**WORK REQUIRED**
Images are not part of the copy; transcribe all the data exactly.

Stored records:

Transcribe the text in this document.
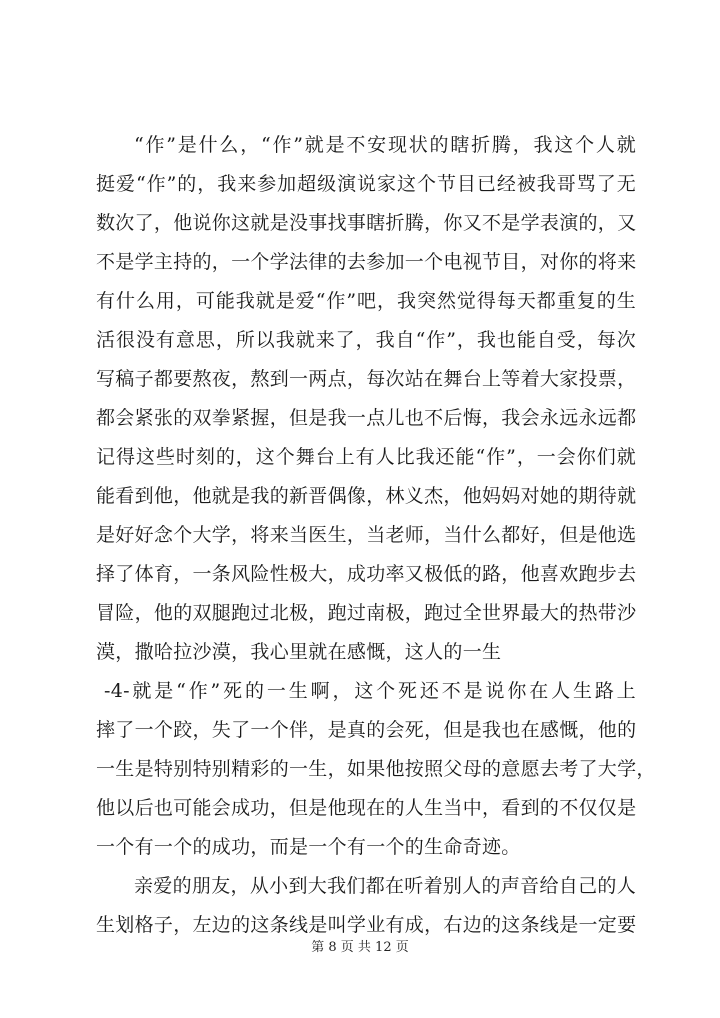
“作”是什么，“作”就是不安现状的瞎折腾，我这个人就
挺爱“作”的，我来参加超级演说家这个节目已经被我哥骂了无
数次了，他说你这就是没事找事瞎折腾，你又不是学表演的，又
不是学主持的，一个学法律的去参加一个电视节目，对你的将来
有什么用，可能我就是爱“作”吧，我突然觉得每天都重复的生
活很没有意思，所以我就来了，我自“作”，我也能自受，每次
写稿子都要熬夜，熬到一两点，每次站在舞台上等着大家投票，
都会紧张的双拳紧握，但是我一点儿也不后悔，我会永远永远都
记得这些时刻的，这个舞台上有人比我还能“作”，一会你们就
能看到他，他就是我的新晋偶像，林义杰，他妈妈对她的期待就
是好好念个大学，将来当医生，当老师，当什么都好，但是他选
择了体育，一条风险性极大，成功率又极低的路，他喜欢跑步去
冒险，他的双腿跑过北极，跑过南极，跑过全世界最大的热带沙
漠，撒哈拉沙漠，我心里就在感慨，这人的一生
-4-就是“作”死的一生啊，这个死还不是说你在人生路上
摔了一个跤，失了一个伴，是真的会死，但是我也在感慨，他的
一生是特别特别精彩的一生，如果他按照父母的意愿去考了大学，
他以后也可能会成功，但是他现在的人生当中，看到的不仅仅是
一个有一个的成功，而是一个有一个的生命奇迹。
亲爱的朋友，从小到大我们都在听着别人的声音给自己的人
生划格子，左边的这条线是叫学业有成，右边的这条线是一定要
第 8 页 共 12 页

**COMPLETED EXERCISE**
Transcribe the text in this document.
“作”是什么，“作”就是不安现状的瞎折腾，我这个人就
挺爱“作”的，我来参加超级演说家这个节目已经被我哥骂了无
数次了，他说你这就是没事找事瞎折腾，你又不是学表演的，又
不是学主持的，一个学法律的去参加一个电视节目，对你的将来
有什么用，可能我就是爱“作”吧，我突然觉得每天都重复的生
活很没有意思，所以我就来了，我自“作”，我也能自受，每次
写稿子都要熬夜，熬到一两点，每次站在舞台上等着大家投票，
都会紧张的双拳紧握，但是我一点儿也不后悔，我会永远永远都
记得这些时刻的，这个舞台上有人比我还能“作”，一会你们就
能看到他，他就是我的新晋偶像，林义杰，他妈妈对她的期待就
是好好念个大学，将来当医生，当老师，当什么都好，但是他选
择了体育，一条风险性极大，成功率又极低的路，他喜欢跑步去
冒险，他的双腿跑过北极，跑过南极，跑过全世界最大的热带沙
漠，撒哈拉沙漠，我心里就在感慨，这人的一生
-4-就是“作”死的一生啊，这个死还不是说你在人生路上
摔了一个跤，失了一个伴，是真的会死，但是我也在感慨，他的
一生是特别特别精彩的一生，如果他按照父母的意愿去考了大学，
他以后也可能会成功，但是他现在的人生当中，看到的不仅仅是
一个有一个的成功，而是一个有一个的生命奇迹。
亲爱的朋友，从小到大我们都在听着别人的声音给自己的人
生划格子，左边的这条线是叫学业有成，右边的这条线是一定要
第 8 页 共 12 页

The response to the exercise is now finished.